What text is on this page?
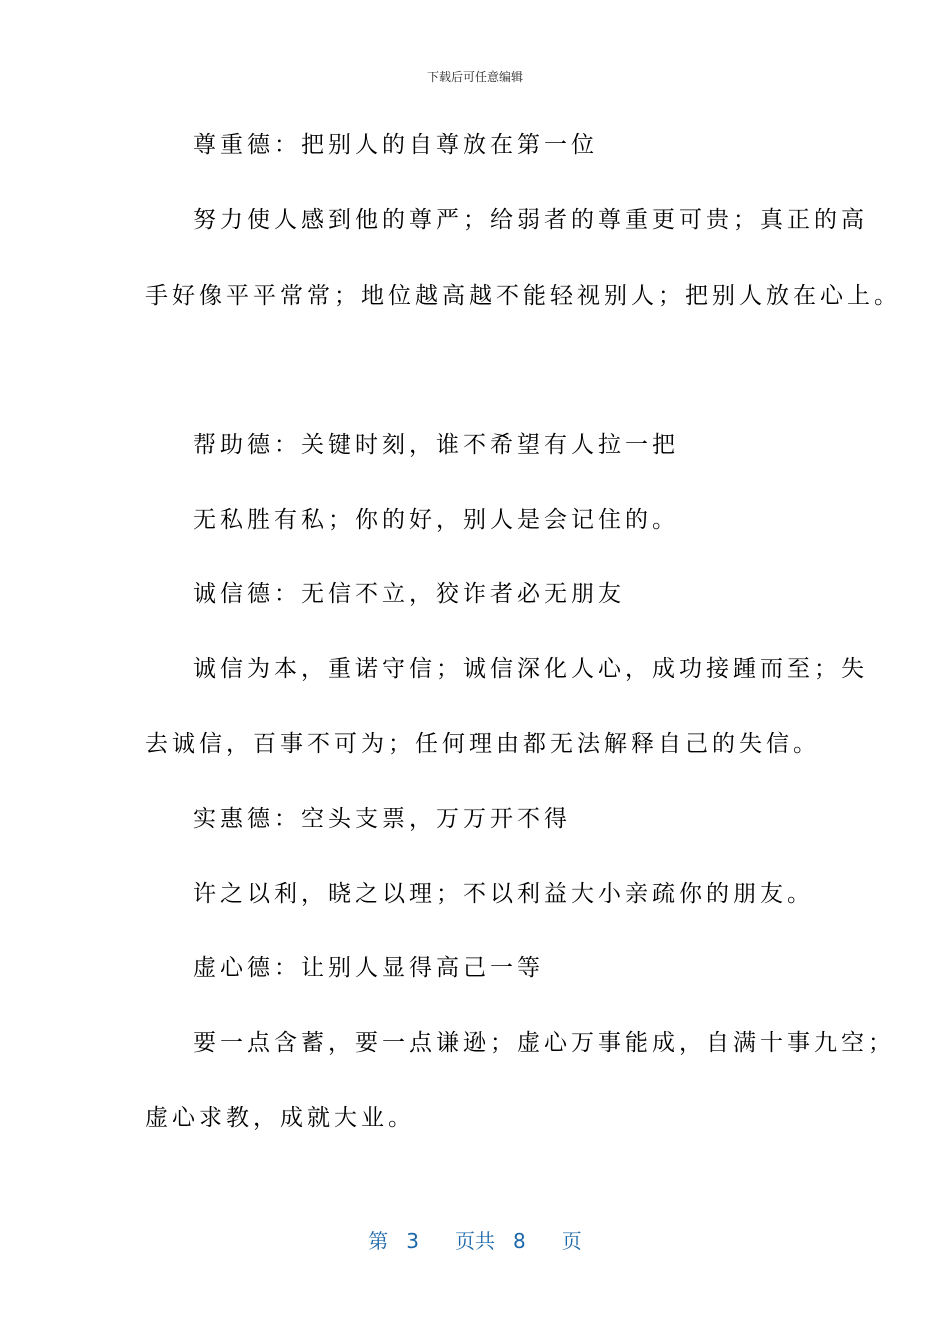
下载后可任意编辑
尊重德：把别人的自尊放在第一位
努力使人感到他的尊严；给弱者的尊重更可贵；真正的高
手好像平平常常；地位越高越不能轻视别人；把别人放在心上。
帮助德：关键时刻，谁不希望有人拉一把
无私胜有私；你的好，别人是会记住的。
诚信德：无信不立，狡诈者必无朋友
诚信为本，重诺守信；诚信深化人心，成功接踵而至；失
去诚信，百事不可为；任何理由都无法解释自己的失信。
实惠德：空头支票，万万开不得
许之以利，晓之以理；不以利益大小亲疏你的朋友。
虚心德：让别人显得高己一等
要一点含蓄，要一点谦逊；虚心万事能成，自满十事九空；
虚心求教，成就大业。
第 3 页共 8 页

** Brief **
Without the pictures, reproduce every line of the records above exactly.

** Problem solution **
What text is on this page?
下载后可任意编辑
尊重德：把别人的自尊放在第一位
努力使人感到他的尊严；给弱者的尊重更可贵；真正的高
手好像平平常常；地位越高越不能轻视别人；把别人放在心上。
帮助德：关键时刻，谁不希望有人拉一把
无私胜有私；你的好，别人是会记住的。
诚信德：无信不立，狡诈者必无朋友
诚信为本，重诺守信；诚信深化人心，成功接踵而至；失
去诚信，百事不可为；任何理由都无法解释自己的失信。
实惠德：空头支票，万万开不得
许之以利，晓之以理；不以利益大小亲疏你的朋友。
虚心德：让别人显得高己一等
要一点含蓄，要一点谦逊；虚心万事能成，自满十事九空；
虚心求教，成就大业。
第 3 页共 8 页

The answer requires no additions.